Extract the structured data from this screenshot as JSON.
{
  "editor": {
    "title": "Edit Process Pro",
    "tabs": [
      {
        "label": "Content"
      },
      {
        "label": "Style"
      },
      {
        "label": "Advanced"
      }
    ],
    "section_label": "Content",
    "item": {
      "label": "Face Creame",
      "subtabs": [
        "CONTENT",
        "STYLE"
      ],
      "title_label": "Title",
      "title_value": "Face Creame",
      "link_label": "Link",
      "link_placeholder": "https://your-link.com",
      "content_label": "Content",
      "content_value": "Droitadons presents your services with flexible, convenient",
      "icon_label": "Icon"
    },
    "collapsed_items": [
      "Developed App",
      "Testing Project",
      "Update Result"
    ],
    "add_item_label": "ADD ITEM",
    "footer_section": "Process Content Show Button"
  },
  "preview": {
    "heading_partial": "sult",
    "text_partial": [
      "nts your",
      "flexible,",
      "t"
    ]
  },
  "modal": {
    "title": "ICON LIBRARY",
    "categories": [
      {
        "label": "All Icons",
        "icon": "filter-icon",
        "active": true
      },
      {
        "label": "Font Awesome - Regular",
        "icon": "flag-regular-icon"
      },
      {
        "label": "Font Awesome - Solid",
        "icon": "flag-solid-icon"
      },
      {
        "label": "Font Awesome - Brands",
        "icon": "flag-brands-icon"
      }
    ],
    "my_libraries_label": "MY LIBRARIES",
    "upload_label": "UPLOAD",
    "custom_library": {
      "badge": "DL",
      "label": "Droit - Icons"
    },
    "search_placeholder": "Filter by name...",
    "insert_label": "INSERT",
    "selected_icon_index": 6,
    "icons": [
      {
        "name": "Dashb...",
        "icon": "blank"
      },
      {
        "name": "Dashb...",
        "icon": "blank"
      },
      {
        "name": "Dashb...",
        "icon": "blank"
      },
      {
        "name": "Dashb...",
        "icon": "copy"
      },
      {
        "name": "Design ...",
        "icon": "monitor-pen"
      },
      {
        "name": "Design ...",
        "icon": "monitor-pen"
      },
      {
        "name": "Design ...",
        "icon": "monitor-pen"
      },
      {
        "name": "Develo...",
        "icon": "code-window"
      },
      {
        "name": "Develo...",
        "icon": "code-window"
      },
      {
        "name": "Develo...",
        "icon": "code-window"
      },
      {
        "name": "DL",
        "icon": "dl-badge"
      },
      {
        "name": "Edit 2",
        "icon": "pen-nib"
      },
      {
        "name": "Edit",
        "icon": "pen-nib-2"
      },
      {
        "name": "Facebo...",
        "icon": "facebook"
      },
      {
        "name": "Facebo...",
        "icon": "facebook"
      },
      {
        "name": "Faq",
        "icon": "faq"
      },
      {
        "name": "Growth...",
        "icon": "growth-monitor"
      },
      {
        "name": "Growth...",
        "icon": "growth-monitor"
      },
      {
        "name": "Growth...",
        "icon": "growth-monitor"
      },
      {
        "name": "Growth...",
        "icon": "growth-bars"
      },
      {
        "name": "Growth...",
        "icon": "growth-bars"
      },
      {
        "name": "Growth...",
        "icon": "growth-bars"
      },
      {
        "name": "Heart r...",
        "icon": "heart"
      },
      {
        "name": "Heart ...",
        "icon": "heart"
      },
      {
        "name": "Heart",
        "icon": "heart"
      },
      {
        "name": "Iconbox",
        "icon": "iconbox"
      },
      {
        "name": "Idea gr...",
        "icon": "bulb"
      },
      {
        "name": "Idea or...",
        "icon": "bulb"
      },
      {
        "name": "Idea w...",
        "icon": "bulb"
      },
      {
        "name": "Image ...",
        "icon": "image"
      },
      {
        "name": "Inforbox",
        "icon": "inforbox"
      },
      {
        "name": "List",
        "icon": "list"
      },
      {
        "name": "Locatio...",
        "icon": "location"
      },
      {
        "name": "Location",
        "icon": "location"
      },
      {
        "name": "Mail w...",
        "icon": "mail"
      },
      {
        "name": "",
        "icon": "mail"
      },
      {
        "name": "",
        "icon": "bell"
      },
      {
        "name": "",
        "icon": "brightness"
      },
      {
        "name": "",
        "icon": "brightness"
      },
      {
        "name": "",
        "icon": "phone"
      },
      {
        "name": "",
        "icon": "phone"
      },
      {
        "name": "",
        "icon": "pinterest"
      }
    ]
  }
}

────────────────

▶ [What you need to do]:
Quote all of the entries verbatim.

▶ [Expected output]:
Extract the structured data from this screenshot as JSON.
{
  "editor": {
    "title": "Edit Process Pro",
    "tabs": [
      {
        "label": "Content"
      },
      {
        "label": "Style"
      },
      {
        "label": "Advanced"
      }
    ],
    "section_label": "Content",
    "item": {
      "label": "Face Creame",
      "subtabs": [
        "CONTENT",
        "STYLE"
      ],
      "title_label": "Title",
      "title_value": "Face Creame",
      "link_label": "Link",
      "link_placeholder": "https://your-link.com",
      "content_label": "Content",
      "content_value": "Droitadons presents your services with flexible, convenient",
      "icon_label": "Icon"
    },
    "collapsed_items": [
      "Developed App",
      "Testing Project",
      "Update Result"
    ],
    "add_item_label": "ADD ITEM",
    "footer_section": "Process Content Show Button"
  },
  "preview": {
    "heading_partial": "sult",
    "text_partial": [
      "nts your",
      "flexible,",
      "t"
    ]
  },
  "modal": {
    "title": "ICON LIBRARY",
    "categories": [
      {
        "label": "All Icons",
        "icon": "filter-icon",
        "active": true
      },
      {
        "label": "Font Awesome - Regular",
        "icon": "flag-regular-icon"
      },
      {
        "label": "Font Awesome - Solid",
        "icon": "flag-solid-icon"
      },
      {
        "label": "Font Awesome - Brands",
        "icon": "flag-brands-icon"
      }
    ],
    "my_libraries_label": "MY LIBRARIES",
    "upload_label": "UPLOAD",
    "custom_library": {
      "badge": "DL",
      "label": "Droit - Icons"
    },
    "search_placeholder": "Filter by name...",
    "insert_label": "INSERT",
    "selected_icon_index": 6,
    "icons": [
      {
        "name": "Dashb...",
        "icon": "blank"
      },
      {
        "name": "Dashb...",
        "icon": "blank"
      },
      {
        "name": "Dashb...",
        "icon": "blank"
      },
      {
        "name": "Dashb...",
        "icon": "copy"
      },
      {
        "name": "Design ...",
        "icon": "monitor-pen"
      },
      {
        "name": "Design ...",
        "icon": "monitor-pen"
      },
      {
        "name": "Design ...",
        "icon": "monitor-pen"
      },
      {
        "name": "Develo...",
        "icon": "code-window"
      },
      {
        "name": "Develo...",
        "icon": "code-window"
      },
      {
        "name": "Develo...",
        "icon": "code-window"
      },
      {
        "name": "DL",
        "icon": "dl-badge"
      },
      {
        "name": "Edit 2",
        "icon": "pen-nib"
      },
      {
        "name": "Edit",
        "icon": "pen-nib-2"
      },
      {
        "name": "Facebo...",
        "icon": "facebook"
      },
      {
        "name": "Facebo...",
        "icon": "facebook"
      },
      {
        "name": "Faq",
        "icon": "faq"
      },
      {
        "name": "Growth...",
        "icon": "growth-monitor"
      },
      {
        "name": "Growth...",
        "icon": "growth-monitor"
      },
      {
        "name": "Growth...",
        "icon": "growth-monitor"
      },
      {
        "name": "Growth...",
        "icon": "growth-bars"
      },
      {
        "name": "Growth...",
        "icon": "growth-bars"
      },
      {
        "name": "Growth...",
        "icon": "growth-bars"
      },
      {
        "name": "Heart r...",
        "icon": "heart"
      },
      {
        "name": "Heart ...",
        "icon": "heart"
      },
      {
        "name": "Heart",
        "icon": "heart"
      },
      {
        "name": "Iconbox",
        "icon": "iconbox"
      },
      {
        "name": "Idea gr...",
        "icon": "bulb"
      },
      {
        "name": "Idea or...",
        "icon": "bulb"
      },
      {
        "name": "Idea w...",
        "icon": "bulb"
      },
      {
        "name": "Image ...",
        "icon": "image"
      },
      {
        "name": "Inforbox",
        "icon": "inforbox"
      },
      {
        "name": "List",
        "icon": "list"
      },
      {
        "name": "Locatio...",
        "icon": "location"
      },
      {
        "name": "Location",
        "icon": "location"
      },
      {
        "name": "Mail w...",
        "icon": "mail"
      },
      {
        "name": "",
        "icon": "mail"
      },
      {
        "name": "",
        "icon": "bell"
      },
      {
        "name": "",
        "icon": "brightness"
      },
      {
        "name": "",
        "icon": "brightness"
      },
      {
        "name": "",
        "icon": "phone"
      },
      {
        "name": "",
        "icon": "phone"
      },
      {
        "name": "",
        "icon": "pinterest"
      }
    ]
  }
}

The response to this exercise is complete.